## RECORD EXTRACTS
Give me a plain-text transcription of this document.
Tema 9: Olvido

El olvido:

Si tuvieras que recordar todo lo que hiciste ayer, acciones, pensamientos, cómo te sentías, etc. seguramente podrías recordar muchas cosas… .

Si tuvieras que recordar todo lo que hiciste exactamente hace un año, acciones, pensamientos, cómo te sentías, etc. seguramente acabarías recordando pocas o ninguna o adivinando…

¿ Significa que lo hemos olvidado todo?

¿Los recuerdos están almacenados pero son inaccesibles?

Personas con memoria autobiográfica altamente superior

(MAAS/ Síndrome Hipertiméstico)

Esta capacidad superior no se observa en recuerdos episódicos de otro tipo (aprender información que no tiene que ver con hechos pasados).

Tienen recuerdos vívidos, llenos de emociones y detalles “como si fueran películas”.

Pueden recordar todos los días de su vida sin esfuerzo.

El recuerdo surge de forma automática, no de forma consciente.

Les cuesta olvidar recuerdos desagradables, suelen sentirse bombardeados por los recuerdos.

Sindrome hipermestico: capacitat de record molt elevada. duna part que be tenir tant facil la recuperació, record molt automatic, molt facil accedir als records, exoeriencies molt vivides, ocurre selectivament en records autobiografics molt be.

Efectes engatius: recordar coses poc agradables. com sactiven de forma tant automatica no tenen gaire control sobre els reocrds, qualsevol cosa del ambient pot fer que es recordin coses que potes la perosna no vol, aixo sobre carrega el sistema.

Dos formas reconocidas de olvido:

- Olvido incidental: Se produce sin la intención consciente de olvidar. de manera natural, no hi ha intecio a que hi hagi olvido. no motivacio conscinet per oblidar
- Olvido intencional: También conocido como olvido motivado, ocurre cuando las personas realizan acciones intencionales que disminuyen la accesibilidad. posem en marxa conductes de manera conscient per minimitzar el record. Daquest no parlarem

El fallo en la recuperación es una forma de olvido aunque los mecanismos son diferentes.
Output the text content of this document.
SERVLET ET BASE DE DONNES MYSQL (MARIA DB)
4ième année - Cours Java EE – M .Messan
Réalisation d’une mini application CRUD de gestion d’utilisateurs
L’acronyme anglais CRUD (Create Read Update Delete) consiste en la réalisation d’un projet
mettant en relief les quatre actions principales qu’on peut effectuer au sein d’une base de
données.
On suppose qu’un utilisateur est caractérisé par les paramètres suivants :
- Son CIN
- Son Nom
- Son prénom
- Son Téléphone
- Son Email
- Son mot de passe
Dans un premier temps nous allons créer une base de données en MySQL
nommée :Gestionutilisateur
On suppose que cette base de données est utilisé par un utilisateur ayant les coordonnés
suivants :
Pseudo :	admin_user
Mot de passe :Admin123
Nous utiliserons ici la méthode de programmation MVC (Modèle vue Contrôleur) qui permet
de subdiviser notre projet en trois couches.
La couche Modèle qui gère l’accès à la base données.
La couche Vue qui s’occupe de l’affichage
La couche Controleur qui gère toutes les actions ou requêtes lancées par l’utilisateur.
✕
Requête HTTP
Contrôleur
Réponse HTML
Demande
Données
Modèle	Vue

## WRITTEN PROBLEM
Your task is to repeat every line exactly.

## REPLY
Give me a plain-text transcription of this document.
Tema 9: Olvido

El olvido:

Si tuvieras que recordar todo lo que hiciste ayer, acciones, pensamientos, cómo te sentías, etc. seguramente podrías recordar muchas cosas… .

Si tuvieras que recordar todo lo que hiciste exactamente hace un año, acciones, pensamientos, cómo te sentías, etc. seguramente acabarías recordando pocas o ninguna o adivinando…

¿ Significa que lo hemos olvidado todo?

¿Los recuerdos están almacenados pero son inaccesibles?

Personas con memoria autobiográfica altamente superior

(MAAS/ Síndrome Hipertiméstico)

Esta capacidad superior no se observa en recuerdos episódicos de otro tipo (aprender información que no tiene que ver con hechos pasados).

Tienen recuerdos vívidos, llenos de emociones y detalles “como si fueran películas”.

Pueden recordar todos los días de su vida sin esfuerzo.

El recuerdo surge de forma automática, no de forma consciente.

Les cuesta olvidar recuerdos desagradables, suelen sentirse bombardeados por los recuerdos.

Sindrome hipermestico: capacitat de record molt elevada. duna part que be tenir tant facil la recuperació, record molt automatic, molt facil accedir als records, exoeriencies molt vivides, ocurre selectivament en records autobiografics molt be.

Efectes engatius: recordar coses poc agradables. com sactiven de forma tant automatica no tenen gaire control sobre els reocrds, qualsevol cosa del ambient pot fer que es recordin coses que potes la perosna no vol, aixo sobre carrega el sistema.

Dos formas reconocidas de olvido:

- Olvido incidental: Se produce sin la intención consciente de olvidar. de manera natural, no hi ha intecio a que hi hagi olvido. no motivacio conscinet per oblidar
- Olvido intencional: También conocido como olvido motivado, ocurre cuando las personas realizan acciones intencionales que disminuyen la accesibilidad. posem en marxa conductes de manera conscient per minimitzar el record. Daquest no parlarem

El fallo en la recuperación es una forma de olvido aunque los mecanismos son diferentes.
Output the text content of this document.
SERVLET ET BASE DE DONNES MYSQL (MARIA DB)
4ième année - Cours Java EE – M .Messan
Réalisation d’une mini application CRUD de gestion d’utilisateurs
L’acronyme anglais CRUD (Create Read Update Delete) consiste en la réalisation d’un projet
mettant en relief les quatre actions principales qu’on peut effectuer au sein d’une base de
données.
On suppose qu’un utilisateur est caractérisé par les paramètres suivants :
- Son CIN
- Son Nom
- Son prénom
- Son Téléphone
- Son Email
- Son mot de passe
Dans un premier temps nous allons créer une base de données en MySQL
nommée :Gestionutilisateur
On suppose que cette base de données est utilisé par un utilisateur ayant les coordonnés
suivants :
Pseudo :	admin_user
Mot de passe :Admin123
Nous utiliserons ici la méthode de programmation MVC (Modèle vue Contrôleur) qui permet
de subdiviser notre projet en trois couches.
La couche Modèle qui gère l’accès à la base données.
La couche Vue qui s’occupe de l’affichage
La couche Controleur qui gère toutes les actions ou requêtes lancées par l’utilisateur.
✕
Requête HTTP
Contrôleur
Réponse HTML
Demande
Données
Modèle	Vue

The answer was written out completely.